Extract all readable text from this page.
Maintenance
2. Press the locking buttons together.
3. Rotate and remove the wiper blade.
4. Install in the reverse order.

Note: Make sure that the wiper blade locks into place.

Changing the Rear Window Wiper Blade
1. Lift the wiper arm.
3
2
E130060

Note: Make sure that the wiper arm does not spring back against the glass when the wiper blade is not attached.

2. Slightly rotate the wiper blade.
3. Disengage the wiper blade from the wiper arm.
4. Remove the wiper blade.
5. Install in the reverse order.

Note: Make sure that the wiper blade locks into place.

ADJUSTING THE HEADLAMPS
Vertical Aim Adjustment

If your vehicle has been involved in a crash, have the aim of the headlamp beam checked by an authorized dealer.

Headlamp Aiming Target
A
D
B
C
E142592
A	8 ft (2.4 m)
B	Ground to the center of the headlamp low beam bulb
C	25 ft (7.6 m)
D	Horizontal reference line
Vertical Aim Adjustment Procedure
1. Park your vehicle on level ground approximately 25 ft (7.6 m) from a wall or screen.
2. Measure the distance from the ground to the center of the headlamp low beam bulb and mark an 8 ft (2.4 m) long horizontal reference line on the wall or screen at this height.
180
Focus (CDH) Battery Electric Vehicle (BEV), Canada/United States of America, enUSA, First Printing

★ ★ ★ ★

Goal:
Output the whole listing above again, word for word.

Result below:
Extract all readable text from this page.
Maintenance
2. Press the locking buttons together.
3. Rotate and remove the wiper blade.
4. Install in the reverse order.

Note: Make sure that the wiper blade locks into place.

Changing the Rear Window Wiper Blade
1. Lift the wiper arm.
3
2
E130060

Note: Make sure that the wiper arm does not spring back against the glass when the wiper blade is not attached.

2. Slightly rotate the wiper blade.
3. Disengage the wiper blade from the wiper arm.
4. Remove the wiper blade.
5. Install in the reverse order.

Note: Make sure that the wiper blade locks into place.

ADJUSTING THE HEADLAMPS
Vertical Aim Adjustment

If your vehicle has been involved in a crash, have the aim of the headlamp beam checked by an authorized dealer.

Headlamp Aiming Target
A
D
B
C
E142592
A	8 ft (2.4 m)
B	Ground to the center of the headlamp low beam bulb
C	25 ft (7.6 m)
D	Horizontal reference line
Vertical Aim Adjustment Procedure
1. Park your vehicle on level ground approximately 25 ft (7.6 m) from a wall or screen.
2. Measure the distance from the ground to the center of the headlamp low beam bulb and mark an 8 ft (2.4 m) long horizontal reference line on the wall or screen at this height.
180
Focus (CDH) Battery Electric Vehicle (BEV), Canada/United States of America, enUSA, First Printing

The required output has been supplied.